### What to produce
Copy the records below exactly as they appear.

[Raw records]
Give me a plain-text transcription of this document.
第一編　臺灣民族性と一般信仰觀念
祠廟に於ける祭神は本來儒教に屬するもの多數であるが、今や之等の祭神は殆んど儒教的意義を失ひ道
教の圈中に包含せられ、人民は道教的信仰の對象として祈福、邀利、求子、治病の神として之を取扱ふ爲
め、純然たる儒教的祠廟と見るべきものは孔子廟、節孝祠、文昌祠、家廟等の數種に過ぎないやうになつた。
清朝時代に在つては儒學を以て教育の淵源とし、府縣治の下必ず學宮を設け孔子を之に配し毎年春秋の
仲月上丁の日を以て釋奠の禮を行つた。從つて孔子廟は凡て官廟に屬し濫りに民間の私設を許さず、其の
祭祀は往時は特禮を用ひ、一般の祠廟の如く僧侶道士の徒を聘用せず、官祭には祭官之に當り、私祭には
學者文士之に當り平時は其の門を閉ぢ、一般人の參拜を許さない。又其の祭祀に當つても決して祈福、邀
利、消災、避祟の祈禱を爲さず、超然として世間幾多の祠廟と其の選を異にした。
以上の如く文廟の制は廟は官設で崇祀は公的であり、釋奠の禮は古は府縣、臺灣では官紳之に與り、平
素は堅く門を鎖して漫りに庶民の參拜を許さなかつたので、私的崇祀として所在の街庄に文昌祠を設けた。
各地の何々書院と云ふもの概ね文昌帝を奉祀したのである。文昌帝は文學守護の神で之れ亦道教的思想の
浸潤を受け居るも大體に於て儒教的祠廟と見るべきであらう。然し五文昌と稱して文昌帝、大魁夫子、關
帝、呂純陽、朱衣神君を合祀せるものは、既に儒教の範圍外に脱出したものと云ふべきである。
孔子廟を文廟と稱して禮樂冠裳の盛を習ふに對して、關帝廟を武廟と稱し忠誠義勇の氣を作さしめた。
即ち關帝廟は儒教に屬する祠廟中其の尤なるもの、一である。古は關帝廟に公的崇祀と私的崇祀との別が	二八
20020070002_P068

### Problem solution
Give me a plain-text transcription of this document.
第一編　臺灣民族性と一般信仰觀念
祠廟に於ける祭神は本來儒教に屬するもの多數であるが、今や之等の祭神は殆んど儒教的意義を失ひ道
教の圈中に包含せられ、人民は道教的信仰の對象として祈福、邀利、求子、治病の神として之を取扱ふ爲
め、純然たる儒教的祠廟と見るべきものは孔子廟、節孝祠、文昌祠、家廟等の數種に過ぎないやうになつた。
清朝時代に在つては儒學を以て教育の淵源とし、府縣治の下必ず學宮を設け孔子を之に配し毎年春秋の
仲月上丁の日を以て釋奠の禮を行つた。從つて孔子廟は凡て官廟に屬し濫りに民間の私設を許さず、其の
祭祀は往時は特禮を用ひ、一般の祠廟の如く僧侶道士の徒を聘用せず、官祭には祭官之に當り、私祭には
學者文士之に當り平時は其の門を閉ぢ、一般人の參拜を許さない。又其の祭祀に當つても決して祈福、邀
利、消災、避祟の祈禱を爲さず、超然として世間幾多の祠廟と其の選を異にした。
以上の如く文廟の制は廟は官設で崇祀は公的であり、釋奠の禮は古は府縣、臺灣では官紳之に與り、平
素は堅く門を鎖して漫りに庶民の參拜を許さなかつたので、私的崇祀として所在の街庄に文昌祠を設けた。
各地の何々書院と云ふもの概ね文昌帝を奉祀したのである。文昌帝は文學守護の神で之れ亦道教的思想の
浸潤を受け居るも大體に於て儒教的祠廟と見るべきであらう。然し五文昌と稱して文昌帝、大魁夫子、關
帝、呂純陽、朱衣神君を合祀せるものは、既に儒教の範圍外に脱出したものと云ふべきである。
孔子廟を文廟と稱して禮樂冠裳の盛を習ふに對して、關帝廟を武廟と稱し忠誠義勇の氣を作さしめた。
即ち關帝廟は儒教に屬する祠廟中其の尤なるもの、一である。古は關帝廟に公的崇祀と私的崇祀との別が	二八
20020070002_P068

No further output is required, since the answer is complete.